WRITTEN PROBLEM: Return each line containing "that".

[Start of DATA PROVIDED]

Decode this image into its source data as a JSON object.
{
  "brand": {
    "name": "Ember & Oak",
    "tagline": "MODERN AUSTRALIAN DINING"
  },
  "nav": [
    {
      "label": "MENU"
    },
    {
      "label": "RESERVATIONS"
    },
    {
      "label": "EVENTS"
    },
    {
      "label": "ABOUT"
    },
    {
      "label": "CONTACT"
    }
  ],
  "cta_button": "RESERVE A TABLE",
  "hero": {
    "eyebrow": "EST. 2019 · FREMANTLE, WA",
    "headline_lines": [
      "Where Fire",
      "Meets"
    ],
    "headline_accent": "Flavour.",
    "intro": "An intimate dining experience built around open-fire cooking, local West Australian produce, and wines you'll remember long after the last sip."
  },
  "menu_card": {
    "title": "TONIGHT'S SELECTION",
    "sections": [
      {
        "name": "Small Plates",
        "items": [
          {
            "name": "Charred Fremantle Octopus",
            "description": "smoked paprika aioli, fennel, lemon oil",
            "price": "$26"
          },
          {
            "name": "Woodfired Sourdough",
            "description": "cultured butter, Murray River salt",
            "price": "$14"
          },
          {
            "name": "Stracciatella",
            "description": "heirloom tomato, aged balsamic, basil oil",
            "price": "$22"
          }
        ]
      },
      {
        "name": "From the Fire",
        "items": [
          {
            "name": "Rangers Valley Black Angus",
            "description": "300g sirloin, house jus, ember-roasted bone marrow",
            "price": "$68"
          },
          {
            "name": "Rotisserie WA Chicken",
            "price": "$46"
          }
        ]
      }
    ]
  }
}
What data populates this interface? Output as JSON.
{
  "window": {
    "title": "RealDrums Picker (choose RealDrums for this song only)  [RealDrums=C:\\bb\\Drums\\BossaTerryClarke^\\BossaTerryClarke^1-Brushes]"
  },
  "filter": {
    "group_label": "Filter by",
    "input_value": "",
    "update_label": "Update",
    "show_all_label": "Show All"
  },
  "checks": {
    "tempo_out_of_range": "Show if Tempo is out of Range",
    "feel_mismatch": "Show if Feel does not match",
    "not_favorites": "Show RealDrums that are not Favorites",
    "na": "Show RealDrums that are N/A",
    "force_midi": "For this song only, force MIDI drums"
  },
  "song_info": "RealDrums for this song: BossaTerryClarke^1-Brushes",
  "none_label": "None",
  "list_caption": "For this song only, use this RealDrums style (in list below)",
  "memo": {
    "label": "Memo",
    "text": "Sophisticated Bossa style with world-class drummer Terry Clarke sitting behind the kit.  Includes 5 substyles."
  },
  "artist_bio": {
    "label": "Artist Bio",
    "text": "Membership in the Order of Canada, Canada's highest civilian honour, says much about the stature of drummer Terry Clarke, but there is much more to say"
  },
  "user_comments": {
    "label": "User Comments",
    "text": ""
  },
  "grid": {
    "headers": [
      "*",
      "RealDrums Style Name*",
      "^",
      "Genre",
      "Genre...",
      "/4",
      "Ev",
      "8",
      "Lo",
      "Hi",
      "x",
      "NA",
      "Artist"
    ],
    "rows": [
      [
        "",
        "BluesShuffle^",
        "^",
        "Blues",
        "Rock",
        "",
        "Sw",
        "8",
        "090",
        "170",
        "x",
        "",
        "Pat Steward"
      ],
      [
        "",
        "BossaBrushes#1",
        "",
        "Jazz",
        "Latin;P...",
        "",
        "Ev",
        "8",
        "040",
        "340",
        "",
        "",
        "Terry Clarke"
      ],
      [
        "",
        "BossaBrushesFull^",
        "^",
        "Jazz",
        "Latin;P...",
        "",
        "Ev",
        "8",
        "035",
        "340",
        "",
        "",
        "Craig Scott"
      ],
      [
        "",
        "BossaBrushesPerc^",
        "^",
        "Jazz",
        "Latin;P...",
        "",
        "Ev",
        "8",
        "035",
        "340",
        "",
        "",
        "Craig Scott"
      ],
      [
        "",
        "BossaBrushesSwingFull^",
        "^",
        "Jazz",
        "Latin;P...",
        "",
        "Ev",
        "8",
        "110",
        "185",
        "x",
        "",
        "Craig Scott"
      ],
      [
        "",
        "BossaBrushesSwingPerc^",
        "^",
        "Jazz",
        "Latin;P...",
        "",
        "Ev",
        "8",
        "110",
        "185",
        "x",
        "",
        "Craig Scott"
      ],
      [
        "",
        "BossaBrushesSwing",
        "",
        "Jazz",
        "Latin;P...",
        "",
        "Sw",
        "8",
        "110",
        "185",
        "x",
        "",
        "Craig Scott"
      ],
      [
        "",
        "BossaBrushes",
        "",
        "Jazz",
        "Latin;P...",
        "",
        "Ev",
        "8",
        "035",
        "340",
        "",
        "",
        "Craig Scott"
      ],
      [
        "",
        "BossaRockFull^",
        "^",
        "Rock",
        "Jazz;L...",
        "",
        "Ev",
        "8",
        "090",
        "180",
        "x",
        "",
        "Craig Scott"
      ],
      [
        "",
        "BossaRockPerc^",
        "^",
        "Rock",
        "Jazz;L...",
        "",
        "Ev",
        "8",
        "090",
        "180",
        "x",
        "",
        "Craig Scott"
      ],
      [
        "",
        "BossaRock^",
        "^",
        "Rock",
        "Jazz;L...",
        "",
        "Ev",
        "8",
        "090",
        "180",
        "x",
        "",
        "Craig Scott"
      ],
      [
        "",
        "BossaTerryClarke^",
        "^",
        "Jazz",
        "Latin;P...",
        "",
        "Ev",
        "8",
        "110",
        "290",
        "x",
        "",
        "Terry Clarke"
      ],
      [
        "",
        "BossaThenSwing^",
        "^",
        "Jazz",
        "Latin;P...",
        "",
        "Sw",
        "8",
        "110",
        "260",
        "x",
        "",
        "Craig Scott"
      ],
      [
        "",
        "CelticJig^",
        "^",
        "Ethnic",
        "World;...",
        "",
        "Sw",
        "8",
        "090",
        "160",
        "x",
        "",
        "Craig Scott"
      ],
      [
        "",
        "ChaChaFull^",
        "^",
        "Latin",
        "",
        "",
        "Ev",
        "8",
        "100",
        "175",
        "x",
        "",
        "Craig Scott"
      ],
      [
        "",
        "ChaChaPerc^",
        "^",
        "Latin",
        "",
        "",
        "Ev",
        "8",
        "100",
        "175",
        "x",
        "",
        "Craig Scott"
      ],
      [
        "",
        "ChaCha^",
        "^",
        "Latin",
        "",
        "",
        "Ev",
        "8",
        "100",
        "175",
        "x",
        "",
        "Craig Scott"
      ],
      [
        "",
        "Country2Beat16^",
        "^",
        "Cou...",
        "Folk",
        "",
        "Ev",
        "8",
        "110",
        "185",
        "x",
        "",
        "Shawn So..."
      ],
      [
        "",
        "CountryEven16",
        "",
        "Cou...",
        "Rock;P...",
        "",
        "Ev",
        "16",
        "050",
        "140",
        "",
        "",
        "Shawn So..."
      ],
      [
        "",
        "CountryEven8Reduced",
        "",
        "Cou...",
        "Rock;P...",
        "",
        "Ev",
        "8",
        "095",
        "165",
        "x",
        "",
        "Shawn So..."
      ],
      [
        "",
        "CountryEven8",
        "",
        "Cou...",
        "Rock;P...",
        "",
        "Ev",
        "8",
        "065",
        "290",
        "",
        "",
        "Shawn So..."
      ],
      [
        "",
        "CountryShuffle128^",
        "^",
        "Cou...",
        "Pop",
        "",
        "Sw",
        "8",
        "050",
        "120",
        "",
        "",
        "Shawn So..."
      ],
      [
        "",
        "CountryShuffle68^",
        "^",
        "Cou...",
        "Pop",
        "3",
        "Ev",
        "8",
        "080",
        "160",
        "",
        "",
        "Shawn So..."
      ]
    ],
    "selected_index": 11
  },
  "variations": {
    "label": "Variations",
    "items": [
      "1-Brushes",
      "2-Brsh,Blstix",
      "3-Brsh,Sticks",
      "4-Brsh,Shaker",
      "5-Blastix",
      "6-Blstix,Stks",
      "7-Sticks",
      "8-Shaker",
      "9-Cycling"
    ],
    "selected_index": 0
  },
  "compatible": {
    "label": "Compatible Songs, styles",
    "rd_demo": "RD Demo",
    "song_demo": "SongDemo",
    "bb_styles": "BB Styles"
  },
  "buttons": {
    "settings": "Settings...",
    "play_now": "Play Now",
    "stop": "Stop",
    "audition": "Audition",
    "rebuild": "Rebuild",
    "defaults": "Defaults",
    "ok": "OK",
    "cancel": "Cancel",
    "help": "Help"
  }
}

[End of DATA PROVIDED]

RESPONSE TO THE EXERCISE:
    "not_favorites": "Show RealDrums that are not Favorites",
    "na": "Show RealDrums that are N/A",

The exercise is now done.